TO DO
Keep only the lines that hold the string "ffffff", filtering out the rest of the entries below.

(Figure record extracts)
┌──

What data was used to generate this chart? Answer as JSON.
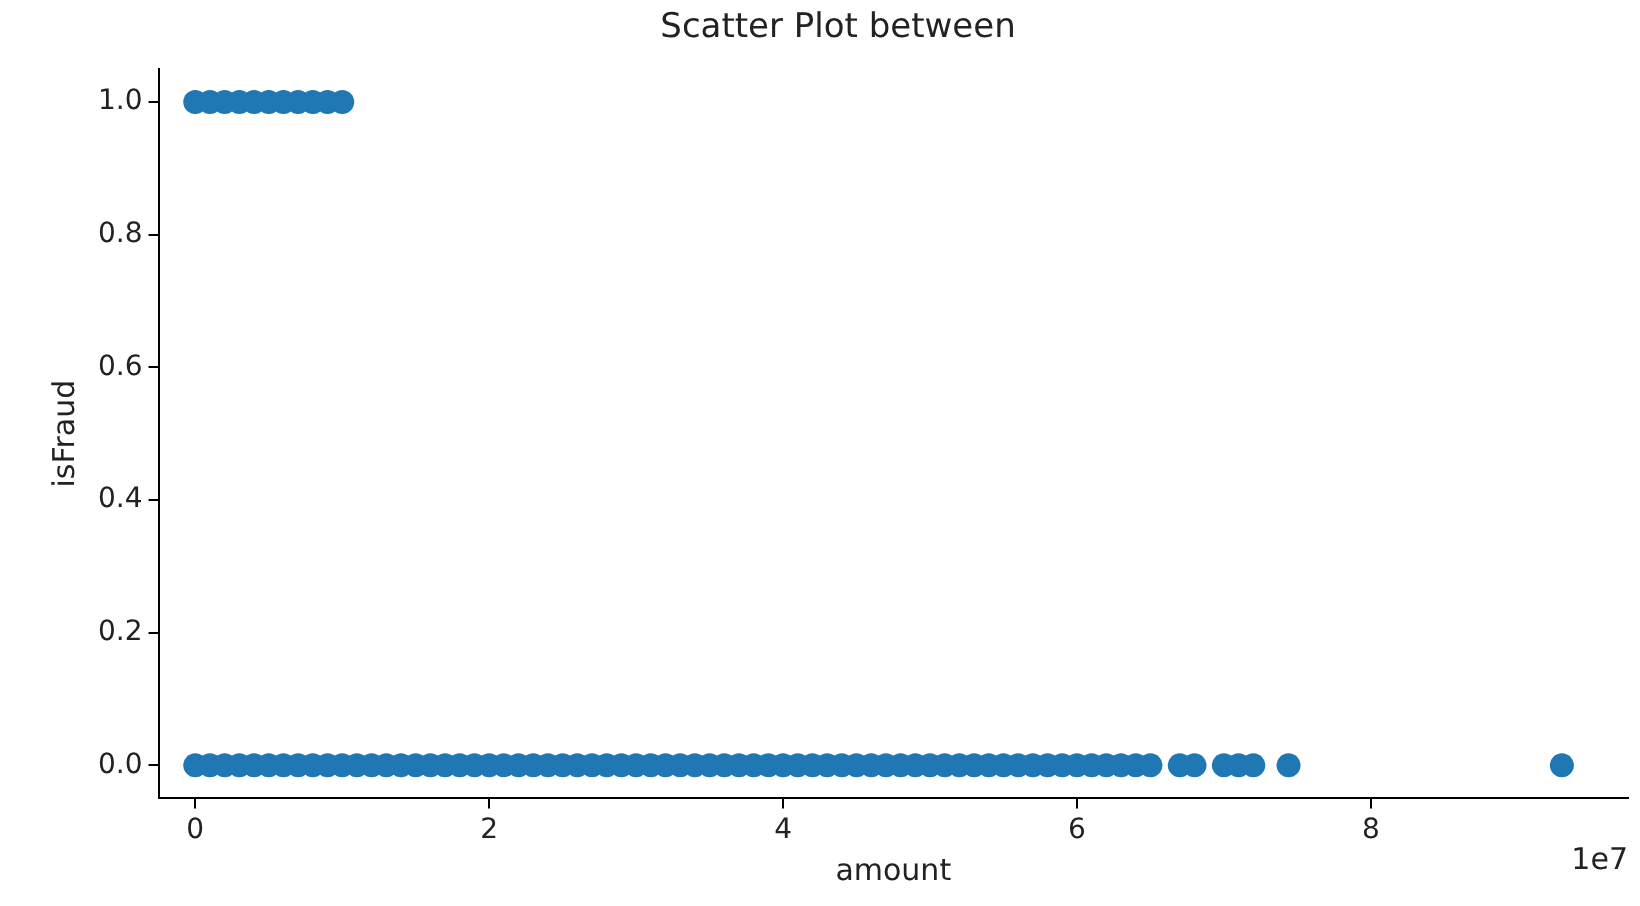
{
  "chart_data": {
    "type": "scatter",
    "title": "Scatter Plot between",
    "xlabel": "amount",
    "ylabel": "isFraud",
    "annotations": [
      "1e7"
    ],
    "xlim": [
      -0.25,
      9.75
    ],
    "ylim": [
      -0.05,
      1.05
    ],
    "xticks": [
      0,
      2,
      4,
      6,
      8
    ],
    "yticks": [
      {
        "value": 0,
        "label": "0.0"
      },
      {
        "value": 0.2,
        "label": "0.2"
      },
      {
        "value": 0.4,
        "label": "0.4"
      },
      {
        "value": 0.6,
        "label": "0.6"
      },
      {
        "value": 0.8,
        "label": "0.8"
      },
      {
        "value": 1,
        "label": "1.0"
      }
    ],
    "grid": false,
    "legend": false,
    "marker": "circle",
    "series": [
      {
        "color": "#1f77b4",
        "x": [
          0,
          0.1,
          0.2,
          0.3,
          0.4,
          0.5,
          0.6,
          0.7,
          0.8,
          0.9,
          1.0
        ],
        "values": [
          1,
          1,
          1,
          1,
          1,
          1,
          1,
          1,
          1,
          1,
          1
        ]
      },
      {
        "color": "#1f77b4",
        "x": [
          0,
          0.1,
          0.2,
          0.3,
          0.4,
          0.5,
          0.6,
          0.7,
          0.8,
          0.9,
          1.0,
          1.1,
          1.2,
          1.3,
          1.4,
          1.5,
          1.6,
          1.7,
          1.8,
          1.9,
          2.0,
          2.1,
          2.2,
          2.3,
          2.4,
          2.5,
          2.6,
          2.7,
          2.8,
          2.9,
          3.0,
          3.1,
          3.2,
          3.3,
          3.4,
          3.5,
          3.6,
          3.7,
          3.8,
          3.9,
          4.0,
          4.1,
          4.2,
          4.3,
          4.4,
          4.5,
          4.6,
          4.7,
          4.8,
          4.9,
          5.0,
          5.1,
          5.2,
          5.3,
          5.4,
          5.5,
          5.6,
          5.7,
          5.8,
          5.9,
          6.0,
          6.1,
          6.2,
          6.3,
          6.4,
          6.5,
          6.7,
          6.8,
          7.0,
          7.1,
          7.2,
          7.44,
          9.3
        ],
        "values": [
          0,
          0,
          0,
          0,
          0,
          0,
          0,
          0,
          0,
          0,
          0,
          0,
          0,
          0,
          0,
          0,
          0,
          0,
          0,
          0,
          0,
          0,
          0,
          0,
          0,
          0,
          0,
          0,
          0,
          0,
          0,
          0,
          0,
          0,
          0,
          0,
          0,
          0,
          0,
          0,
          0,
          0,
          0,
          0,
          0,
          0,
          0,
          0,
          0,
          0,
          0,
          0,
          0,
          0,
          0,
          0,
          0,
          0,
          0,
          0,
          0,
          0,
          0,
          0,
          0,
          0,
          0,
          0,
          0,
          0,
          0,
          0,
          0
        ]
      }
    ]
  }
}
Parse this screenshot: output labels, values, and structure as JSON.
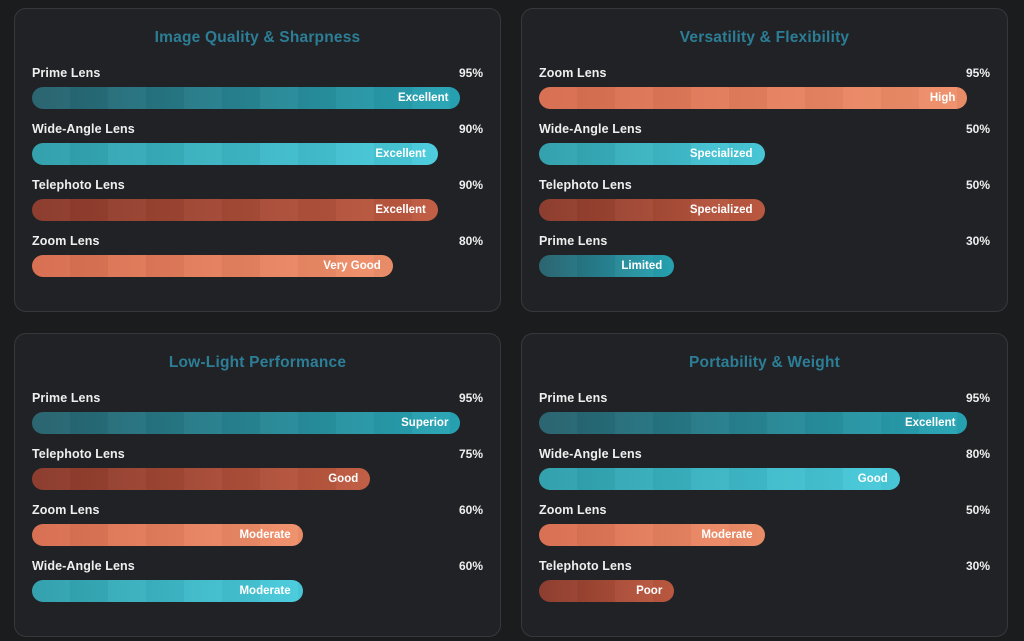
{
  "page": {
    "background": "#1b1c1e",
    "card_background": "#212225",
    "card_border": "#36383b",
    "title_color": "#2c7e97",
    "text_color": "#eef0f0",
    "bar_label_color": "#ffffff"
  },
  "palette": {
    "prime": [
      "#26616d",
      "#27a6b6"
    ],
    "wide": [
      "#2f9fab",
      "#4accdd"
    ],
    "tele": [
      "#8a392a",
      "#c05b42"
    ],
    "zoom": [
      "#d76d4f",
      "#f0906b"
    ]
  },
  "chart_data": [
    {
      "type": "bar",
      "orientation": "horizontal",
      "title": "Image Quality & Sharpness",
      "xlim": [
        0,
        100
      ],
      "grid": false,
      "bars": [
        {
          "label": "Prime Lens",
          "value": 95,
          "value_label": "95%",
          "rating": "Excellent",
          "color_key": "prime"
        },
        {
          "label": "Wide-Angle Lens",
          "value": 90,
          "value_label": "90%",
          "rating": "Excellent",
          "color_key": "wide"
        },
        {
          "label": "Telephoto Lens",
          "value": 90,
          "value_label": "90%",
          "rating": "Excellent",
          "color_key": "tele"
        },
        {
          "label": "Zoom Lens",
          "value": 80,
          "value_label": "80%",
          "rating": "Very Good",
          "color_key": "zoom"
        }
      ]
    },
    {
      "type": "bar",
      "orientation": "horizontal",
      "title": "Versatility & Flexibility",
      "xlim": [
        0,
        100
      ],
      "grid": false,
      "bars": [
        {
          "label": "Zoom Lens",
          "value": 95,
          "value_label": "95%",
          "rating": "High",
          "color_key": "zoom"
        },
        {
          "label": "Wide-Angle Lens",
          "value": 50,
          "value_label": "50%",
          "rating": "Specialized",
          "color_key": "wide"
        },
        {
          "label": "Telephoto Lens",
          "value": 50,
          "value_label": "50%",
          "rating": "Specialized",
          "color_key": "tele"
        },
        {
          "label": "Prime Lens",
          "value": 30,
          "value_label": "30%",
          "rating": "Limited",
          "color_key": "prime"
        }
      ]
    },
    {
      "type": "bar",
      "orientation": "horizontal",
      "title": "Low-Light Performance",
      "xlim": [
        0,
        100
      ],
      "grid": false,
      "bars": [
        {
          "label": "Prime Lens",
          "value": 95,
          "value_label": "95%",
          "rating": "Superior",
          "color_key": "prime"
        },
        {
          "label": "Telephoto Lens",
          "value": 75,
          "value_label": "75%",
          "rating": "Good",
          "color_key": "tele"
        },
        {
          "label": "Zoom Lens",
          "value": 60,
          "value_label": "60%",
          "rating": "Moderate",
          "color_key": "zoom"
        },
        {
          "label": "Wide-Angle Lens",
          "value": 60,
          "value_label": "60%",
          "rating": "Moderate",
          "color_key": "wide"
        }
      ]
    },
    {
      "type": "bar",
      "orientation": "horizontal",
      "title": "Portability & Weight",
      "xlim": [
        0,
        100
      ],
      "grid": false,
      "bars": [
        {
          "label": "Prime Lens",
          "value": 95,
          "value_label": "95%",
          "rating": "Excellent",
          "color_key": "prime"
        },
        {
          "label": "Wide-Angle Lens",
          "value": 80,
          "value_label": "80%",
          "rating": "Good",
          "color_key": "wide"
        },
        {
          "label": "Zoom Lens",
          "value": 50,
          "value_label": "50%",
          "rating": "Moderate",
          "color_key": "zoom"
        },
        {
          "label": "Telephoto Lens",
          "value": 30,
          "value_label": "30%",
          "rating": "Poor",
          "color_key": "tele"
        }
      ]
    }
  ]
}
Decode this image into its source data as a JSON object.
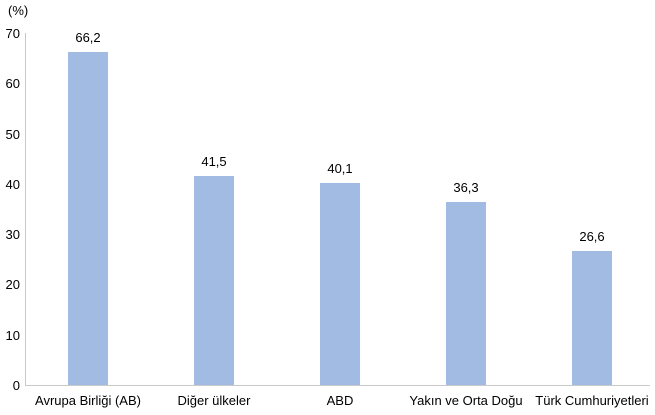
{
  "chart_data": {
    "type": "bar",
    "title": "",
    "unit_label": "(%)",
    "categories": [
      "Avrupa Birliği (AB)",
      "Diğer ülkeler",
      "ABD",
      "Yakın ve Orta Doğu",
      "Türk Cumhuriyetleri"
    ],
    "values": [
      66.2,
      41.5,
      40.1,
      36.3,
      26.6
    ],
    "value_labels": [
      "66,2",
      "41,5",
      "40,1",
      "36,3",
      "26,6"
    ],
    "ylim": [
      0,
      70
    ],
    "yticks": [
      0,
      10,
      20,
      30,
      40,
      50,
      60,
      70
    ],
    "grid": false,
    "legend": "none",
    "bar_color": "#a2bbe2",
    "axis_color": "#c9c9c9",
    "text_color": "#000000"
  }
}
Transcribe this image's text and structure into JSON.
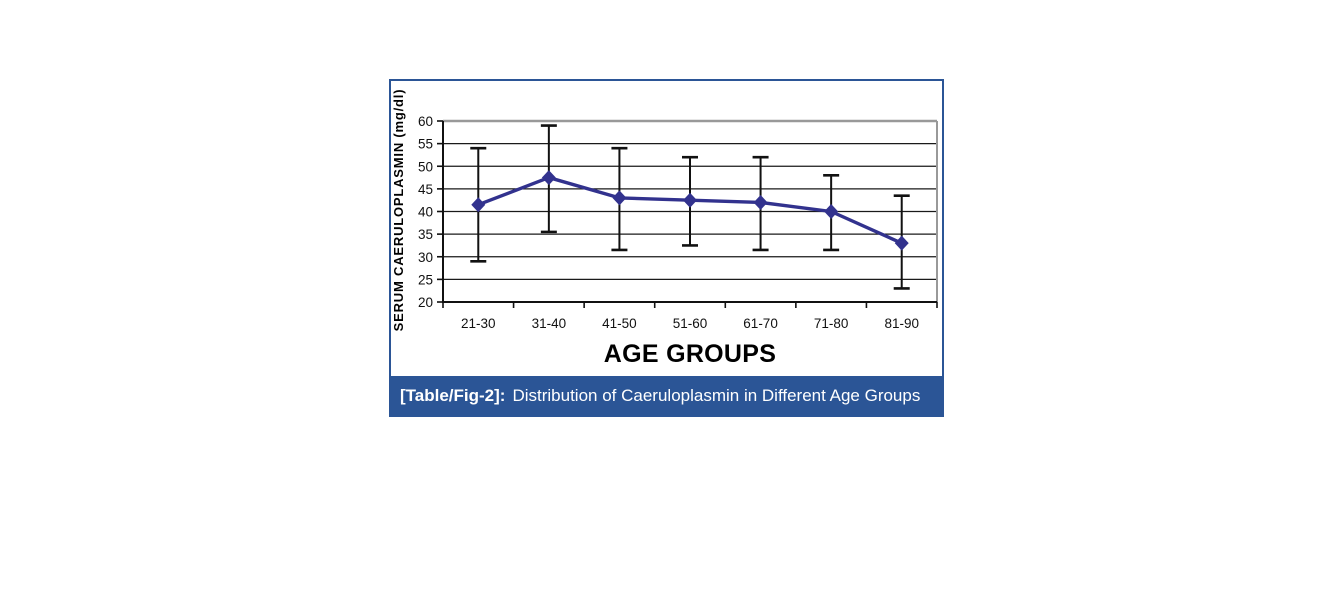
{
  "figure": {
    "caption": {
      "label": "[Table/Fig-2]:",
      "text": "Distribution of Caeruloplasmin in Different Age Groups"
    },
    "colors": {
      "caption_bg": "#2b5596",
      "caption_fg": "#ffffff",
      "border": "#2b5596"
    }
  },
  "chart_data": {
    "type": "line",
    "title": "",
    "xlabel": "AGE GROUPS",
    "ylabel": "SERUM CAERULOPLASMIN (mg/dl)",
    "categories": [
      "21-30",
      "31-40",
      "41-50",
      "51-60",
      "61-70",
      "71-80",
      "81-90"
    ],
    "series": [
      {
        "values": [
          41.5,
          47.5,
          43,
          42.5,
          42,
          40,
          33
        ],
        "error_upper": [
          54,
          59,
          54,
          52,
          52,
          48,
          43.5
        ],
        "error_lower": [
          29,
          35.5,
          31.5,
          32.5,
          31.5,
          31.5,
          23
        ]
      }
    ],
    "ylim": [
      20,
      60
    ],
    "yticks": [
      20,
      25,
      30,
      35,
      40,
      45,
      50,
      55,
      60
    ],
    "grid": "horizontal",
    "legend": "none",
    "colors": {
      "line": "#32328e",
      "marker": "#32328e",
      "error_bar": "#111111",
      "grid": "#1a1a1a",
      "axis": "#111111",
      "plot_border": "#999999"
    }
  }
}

└──

EXERCISE ANSWER
    "bar_label_color": "#ffffff"
      "caption_fg": "#ffffff",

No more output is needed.